__STATED EXERCISE__.
Print every entry word for word, but omit the pictures.
# # # #
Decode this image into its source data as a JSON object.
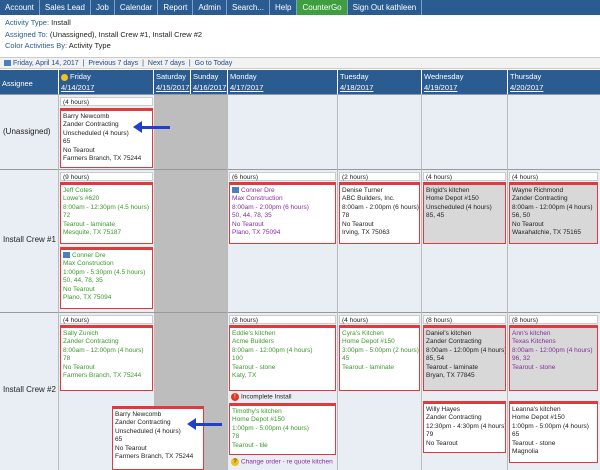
{
  "nav": [
    "Account",
    "Sales Lead",
    "Job",
    "Calendar",
    "Report",
    "Admin",
    "Search...",
    "Help",
    "CounterGo",
    "Sign Out kathleen"
  ],
  "info": {
    "activity_type_label": "Activity Type:",
    "activity_type": "Install",
    "assigned_label": "Assigned To:",
    "assigned": "(Unassigned), Install Crew #1, Install Crew #2",
    "color_label": "Color Activities By:",
    "color": "Activity Type"
  },
  "datebar": {
    "date": "Friday, April 14, 2017",
    "prev": "Previous 7 days",
    "next": "Next 7 days",
    "today": "Go to Today",
    "sep": "|"
  },
  "columns": {
    "assignee": "Assignee",
    "days": [
      {
        "name": "Friday",
        "date": "4/14/2017"
      },
      {
        "name": "Saturday",
        "date": "4/15/2017"
      },
      {
        "name": "Sunday",
        "date": "4/16/2017"
      },
      {
        "name": "Monday",
        "date": "4/17/2017"
      },
      {
        "name": "Tuesday",
        "date": "4/18/2017"
      },
      {
        "name": "Wednesday",
        "date": "4/19/2017"
      },
      {
        "name": "Thursday",
        "date": "4/20/2017"
      }
    ]
  },
  "rows": {
    "unassigned": "(Unassigned)",
    "crew1": "Install Crew #1",
    "crew2": "Install Crew #2"
  },
  "hours": {
    "u_fri": "(4 hours)",
    "c1_fri": "(9 hours)",
    "c1_mon": "(6 hours)",
    "c1_tue": "(2 hours)",
    "c1_wed": "(4 hours)",
    "c1_thu": "(4 hours)",
    "c2_fri": "(4 hours)",
    "c2_mon": "(8 hours)",
    "c2_tue": "(4 hours)",
    "c2_wed": "(8 hours)",
    "c2_thu": "(8 hours)"
  },
  "events": {
    "u1": [
      "Barry Newcomb",
      "Zander Contracting",
      "Unscheduled (4 hours)",
      "65",
      "No Tearout",
      "Farmers Branch, TX 75244"
    ],
    "c1a": [
      "Jeff Cotes",
      "Lowe's #620",
      "8:00am - 12:30pm (4.5 hours)",
      "72",
      "Tearout - laminate",
      "Mesquite, TX 75187"
    ],
    "c1b": [
      "Conner Dre",
      "Max Construction",
      "1:00pm - 5:30pm (4.5 hours)",
      "50, 44, 78, 35",
      "No Tearout",
      "Plano, TX 75094"
    ],
    "c1c": [
      "Conner Dre",
      "Max Construction",
      "8:00am - 2:00pm (6 hours)",
      "50, 44, 78, 35",
      "No Tearout",
      "Plano, TX 75094"
    ],
    "c1d": [
      "Denise Turner",
      "ABC Builders, Inc.",
      "8:00am - 2:00pm (6 hours)",
      "78",
      "No Tearout",
      "Irving, TX 75063"
    ],
    "c1e": [
      "Brigid's kitchen",
      "Home Depot #150",
      "Unscheduled (4 hours)",
      "85, 45"
    ],
    "c1f": [
      "Wayne Richmond",
      "Zander Contracting",
      "8:00am - 12:00pm (4 hours)",
      "56, 50",
      "No Tearout",
      "Waxahatchie, TX 75165"
    ],
    "c2a": [
      "Sally Zunich",
      "Zander Contracting",
      "8:00am - 12:00pm (4 hours)",
      "78",
      "No Tearout",
      "Farmers Branch, TX 75244"
    ],
    "c2b": [
      "Eddie's kitchen",
      "Acme Builders",
      "8:00am - 12:00pm (4 hours)",
      "100",
      "Tearout - stone",
      "Katy, TX"
    ],
    "c2c": [
      "Cyra's Kitchen",
      "Home Depot #150",
      "3:00pm - 5:00pm (2 hours)",
      "45",
      "Tearout - laminate"
    ],
    "c2d": [
      "Daniel's kitchen",
      "Zander Contracting",
      "8:00am - 12:00pm (4 hours)",
      "85, 54",
      "Tearout - laminate",
      "Bryan, TX 77845"
    ],
    "c2e": [
      "Ann's kitchen",
      "Texas Kitchens",
      "8:00am - 12:00pm (4 hours)",
      "96, 32",
      "Tearout - stone"
    ],
    "c2f": [
      "Barry Newcomb",
      "Zander Contracting",
      "Unscheduled (4 hours)",
      "65",
      "No Tearout",
      "Farmers Branch, TX 75244"
    ],
    "c2g": [
      "Timothy's kitchen",
      "Home Depot #150",
      "1:00pm - 5:00pm (4 hours)",
      "78",
      "Tearout - tile"
    ],
    "c2h": [
      "Willy Hayes",
      "Zander Contracting",
      "12:30pm - 4:30pm (4 hours)",
      "79",
      "No Tearout"
    ],
    "c2i": [
      "Leanna's kitchen",
      "Home Depot #150",
      "1:00pm - 5:00pm (4 hours)",
      "65",
      "Tearout - stone",
      "Magnolia"
    ]
  },
  "notes": {
    "incomplete": "Incomplete Install",
    "change": "Change order - re quote kitchen"
  },
  "colors": {
    "nav": "#2a5c92",
    "counterGo": "#3f9e3f",
    "header": "#2a5c92",
    "eventBorder": "#e23a3a",
    "arrow": "#1f3fcf",
    "weekend": "#bdbdbd"
  }
}
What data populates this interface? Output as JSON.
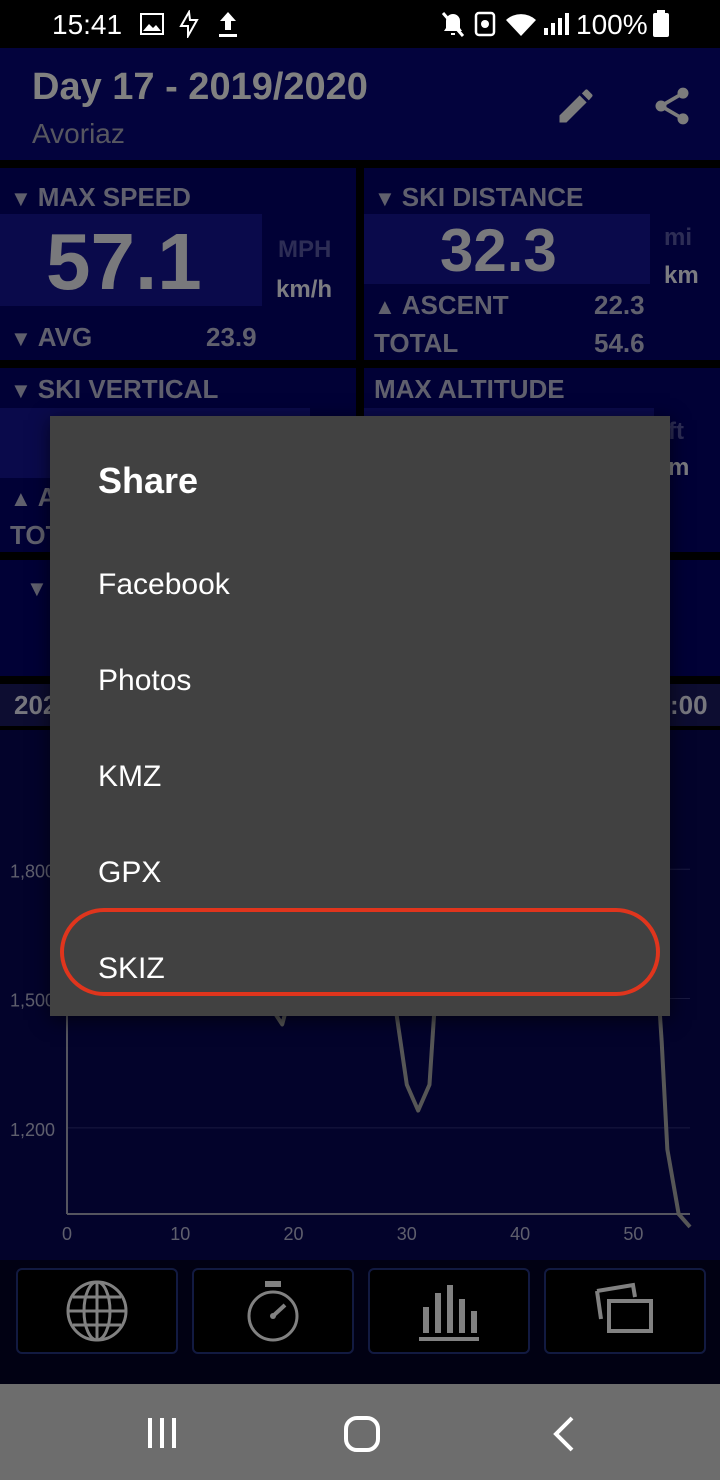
# # # #
__EXERCISE RESULT__.
Decode this image into its source data as a JSON object.
{
  "nav": [
    "Account",
    "Sales Lead",
    "Job",
    "Calendar",
    "Report",
    "Admin",
    "Search...",
    "Help",
    "CounterGo",
    "Sign Out kathleen"
  ],
  "info": {
    "activity_type_label": "Activity Type:",
    "activity_type": "Install",
    "assigned_label": "Assigned To:",
    "assigned": "(Unassigned), Install Crew #1, Install Crew #2",
    "color_label": "Color Activities By:",
    "color": "Activity Type"
  },
  "datebar": {
    "date": "Friday, April 14, 2017",
    "prev": "Previous 7 days",
    "next": "Next 7 days",
    "today": "Go to Today",
    "sep": "|"
  },
  "columns": {
    "assignee": "Assignee",
    "days": [
      {
        "name": "Friday",
        "date": "4/14/2017"
      },
      {
        "name": "Saturday",
        "date": "4/15/2017"
      },
      {
        "name": "Sunday",
        "date": "4/16/2017"
      },
      {
        "name": "Monday",
        "date": "4/17/2017"
      },
      {
        "name": "Tuesday",
        "date": "4/18/2017"
      },
      {
        "name": "Wednesday",
        "date": "4/19/2017"
      },
      {
        "name": "Thursday",
        "date": "4/20/2017"
      }
    ]
  },
  "rows": {
    "unassigned": "(Unassigned)",
    "crew1": "Install Crew #1",
    "crew2": "Install Crew #2"
  },
  "hours": {
    "u_fri": "(4 hours)",
    "c1_fri": "(9 hours)",
    "c1_mon": "(6 hours)",
    "c1_tue": "(2 hours)",
    "c1_wed": "(4 hours)",
    "c1_thu": "(4 hours)",
    "c2_fri": "(4 hours)",
    "c2_mon": "(8 hours)",
    "c2_tue": "(4 hours)",
    "c2_wed": "(8 hours)",
    "c2_thu": "(8 hours)"
  },
  "events": {
    "u1": [
      "Barry Newcomb",
      "Zander Contracting",
      "Unscheduled (4 hours)",
      "65",
      "No Tearout",
      "Farmers Branch, TX 75244"
    ],
    "c1a": [
      "Jeff Cotes",
      "Lowe's #620",
      "8:00am - 12:30pm (4.5 hours)",
      "72",
      "Tearout - laminate",
      "Mesquite, TX 75187"
    ],
    "c1b": [
      "Conner Dre",
      "Max Construction",
      "1:00pm - 5:30pm (4.5 hours)",
      "50, 44, 78, 35",
      "No Tearout",
      "Plano, TX 75094"
    ],
    "c1c": [
      "Conner Dre",
      "Max Construction",
      "8:00am - 2:00pm (6 hours)",
      "50, 44, 78, 35",
      "No Tearout",
      "Plano, TX 75094"
    ],
    "c1d": [
      "Denise Turner",
      "ABC Builders, Inc.",
      "8:00am - 2:00pm (6 hours)",
      "78",
      "No Tearout",
      "Irving, TX 75063"
    ],
    "c1e": [
      "Brigid's kitchen",
      "Home Depot #150",
      "Unscheduled (4 hours)",
      "85, 45"
    ],
    "c1f": [
      "Wayne Richmond",
      "Zander Contracting",
      "8:00am - 12:00pm (4 hours)",
      "56, 50",
      "No Tearout",
      "Waxahatchie, TX 75165"
    ],
    "c2a": [
      "Sally Zunich",
      "Zander Contracting",
      "8:00am - 12:00pm (4 hours)",
      "78",
      "No Tearout",
      "Farmers Branch, TX 75244"
    ],
    "c2b": [
      "Eddie's kitchen",
      "Acme Builders",
      "8:00am - 12:00pm (4 hours)",
      "100",
      "Tearout - stone",
      "Katy, TX"
    ],
    "c2c": [
      "Cyra's Kitchen",
      "Home Depot #150",
      "3:00pm - 5:00pm (2 hours)",
      "45",
      "Tearout - laminate"
    ],
    "c2d": [
      "Daniel's kitchen",
      "Zander Contracting",
      "8:00am - 12:00pm (4 hours)",
      "85, 54",
      "Tearout - laminate",
      "Bryan, TX 77845"
    ],
    "c2e": [
      "Ann's kitchen",
      "Texas Kitchens",
      "8:00am - 12:00pm (4 hours)",
      "96, 32",
      "Tearout - stone"
    ],
    "c2f": [
      "Barry Newcomb",
      "Zander Contracting",
      "Unscheduled (4 hours)",
      "65",
      "No Tearout",
      "Farmers Branch, TX 75244"
    ],
    "c2g": [
      "Timothy's kitchen",
      "Home Depot #150",
      "1:00pm - 5:00pm (4 hours)",
      "78",
      "Tearout - tile"
    ],
    "c2h": [
      "Willy Hayes",
      "Zander Contracting",
      "12:30pm - 4:30pm (4 hours)",
      "79",
      "No Tearout"
    ],
    "c2i": [
      "Leanna's kitchen",
      "Home Depot #150",
      "1:00pm - 5:00pm (4 hours)",
      "65",
      "Tearout - stone",
      "Magnolia"
    ]
  },
  "notes": {
    "incomplete": "Incomplete Install",
    "change": "Change order - re quote kitchen"
  },
  "colors": {
    "nav": "#2a5c92",
    "counterGo": "#3f9e3f",
    "header": "#2a5c92",
    "eventBorder": "#e23a3a",
    "arrow": "#1f3fcf",
    "weekend": "#bdbdbd"
  }
}
What data populates this interface? Output as JSON.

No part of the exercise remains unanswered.